» Aim:
Write out each line that follows exactly as it stands, without the pictures.

» Material for this task:
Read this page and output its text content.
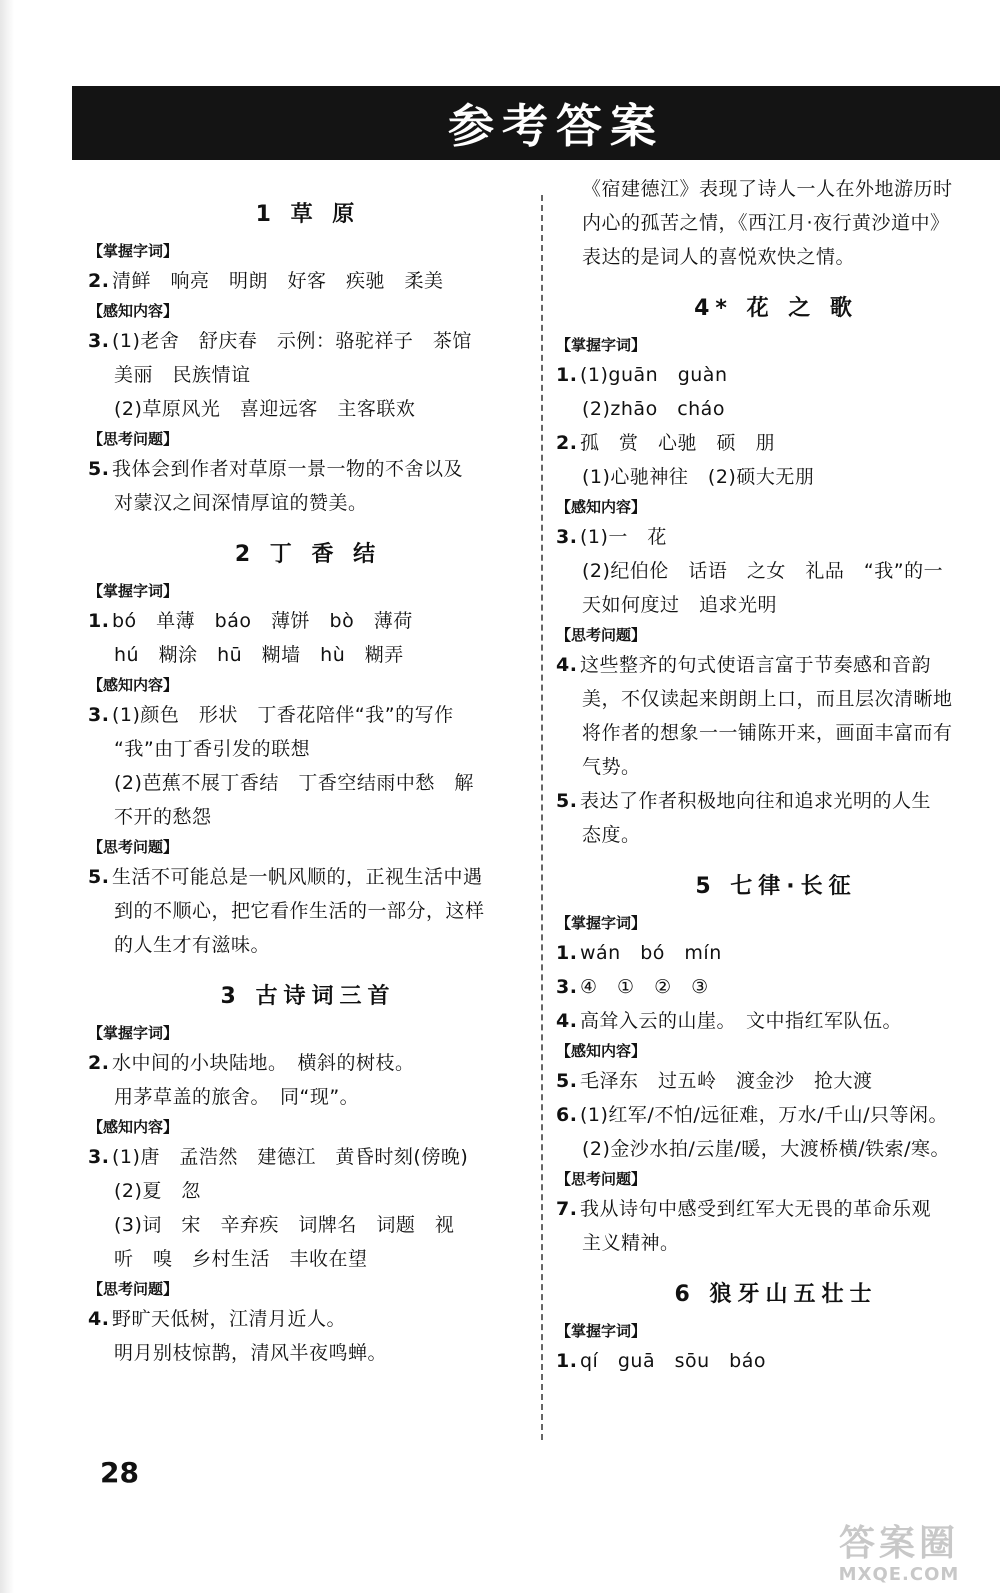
参考答案
1 草 原
【掌握字词】
2. 清鲜　响亮　明朗　好客　疾驰　柔美
【感知内容】
3. (1)老舍　舒庆春　示例：骆驼祥子　茶馆
美丽　民族情谊
(2)草原风光　喜迎远客　主客联欢
【思考问题】
5. 我体会到作者对草原一景一物的不舍以及
对蒙汉之间深情厚谊的赞美。
2 丁 香 结
【掌握字词】
1. bó　单薄　báo　薄饼　bò　薄荷
hú　糊涂　hū　糊墙　hù　糊弄
【感知内容】
3. (1)颜色　形状　丁香花陪伴“我”的写作
“我”由丁香引发的联想
(2)芭蕉不展丁香结　丁香空结雨中愁　解
不开的愁怨
【思考问题】
5. 生活不可能总是一帆风顺的，正视生活中遇
到的不顺心，把它看作生活的一部分，这样
的人生才有滋味。
3 古诗词三首
【掌握字词】
2. 水中间的小块陆地。　横斜的树枝。
用茅草盖的旅舍。　同“现”。
【感知内容】
3. (1)唐　孟浩然　建德江　黄昏时刻(傍晚)
(2)夏　忽
(3)词　宋　辛弃疾　词牌名　词题　视
听　嗅　乡村生活　丰收在望
【思考问题】
4. 野旷天低树，江清月近人。
明月别枝惊鹊，清风半夜鸣蝉。
《宿建德江》表现了诗人一人在外地游历时
内心的孤苦之情，《西江月·夜行黄沙道中》
表达的是词人的喜悦欢快之情。
4* 花 之 歌
【掌握字词】
1. (1)guān　guàn
(2)zhāo　cháo
2. 孤　赏　心驰　硕　朋
(1)心驰神往　(2)硕大无朋
【感知内容】
3. (1)一　花
(2)纪伯伦　话语　之女　礼品　“我”的一
天如何度过　追求光明
【思考问题】
4. 这些整齐的句式使语言富于节奏感和音韵
美，不仅读起来朗朗上口，而且层次清晰地
将作者的想象一一铺陈开来，画面丰富而有
气势。
5. 表达了作者积极地向往和追求光明的人生
态度。
5 七律·长征
【掌握字词】
1. wán　bó　mín
3. ④　①　②　③
4. 高耸入云的山崖。　文中指红军队伍。
【感知内容】
5. 毛泽东　过五岭　渡金沙　抢大渡
6. (1)红军/不怕/远征难，万水/千山/只等闲。
(2)金沙水拍/云崖/暖，大渡桥横/铁索/寒。
【思考问题】
7. 我从诗句中感受到红军大无畏的革命乐观
主义精神。
6 狼牙山五壮士
【掌握字词】
1. qí　guā　sōu　báo
28
答案圈
MXQE.COM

» Solution to this exercise:
Read this page and output its text content.
参考答案
1 草 原
【掌握字词】
2. 清鲜　响亮　明朗　好客　疾驰　柔美
【感知内容】
3. (1)老舍　舒庆春　示例：骆驼祥子　茶馆
美丽　民族情谊
(2)草原风光　喜迎远客　主客联欢
【思考问题】
5. 我体会到作者对草原一景一物的不舍以及
对蒙汉之间深情厚谊的赞美。
2 丁 香 结
【掌握字词】
1. bó　单薄　báo　薄饼　bò　薄荷
hú　糊涂　hū　糊墙　hù　糊弄
【感知内容】
3. (1)颜色　形状　丁香花陪伴“我”的写作
“我”由丁香引发的联想
(2)芭蕉不展丁香结　丁香空结雨中愁　解
不开的愁怨
【思考问题】
5. 生活不可能总是一帆风顺的，正视生活中遇
到的不顺心，把它看作生活的一部分，这样
的人生才有滋味。
3 古诗词三首
【掌握字词】
2. 水中间的小块陆地。　横斜的树枝。
用茅草盖的旅舍。　同“现”。
【感知内容】
3. (1)唐　孟浩然　建德江　黄昏时刻(傍晚)
(2)夏　忽
(3)词　宋　辛弃疾　词牌名　词题　视
听　嗅　乡村生活　丰收在望
【思考问题】
4. 野旷天低树，江清月近人。
明月别枝惊鹊，清风半夜鸣蝉。
《宿建德江》表现了诗人一人在外地游历时
内心的孤苦之情，《西江月·夜行黄沙道中》
表达的是词人的喜悦欢快之情。
4* 花 之 歌
【掌握字词】
1. (1)guān　guàn
(2)zhāo　cháo
2. 孤　赏　心驰　硕　朋
(1)心驰神往　(2)硕大无朋
【感知内容】
3. (1)一　花
(2)纪伯伦　话语　之女　礼品　“我”的一
天如何度过　追求光明
【思考问题】
4. 这些整齐的句式使语言富于节奏感和音韵
美，不仅读起来朗朗上口，而且层次清晰地
将作者的想象一一铺陈开来，画面丰富而有
气势。
5. 表达了作者积极地向往和追求光明的人生
态度。
5 七律·长征
【掌握字词】
1. wán　bó　mín
3. ④　①　②　③
4. 高耸入云的山崖。　文中指红军队伍。
【感知内容】
5. 毛泽东　过五岭　渡金沙　抢大渡
6. (1)红军/不怕/远征难，万水/千山/只等闲。
(2)金沙水拍/云崖/暖，大渡桥横/铁索/寒。
【思考问题】
7. 我从诗句中感受到红军大无畏的革命乐观
主义精神。
6 狼牙山五壮士
【掌握字词】
1. qí　guā　sōu　báo
28
答案圈
MXQE.COM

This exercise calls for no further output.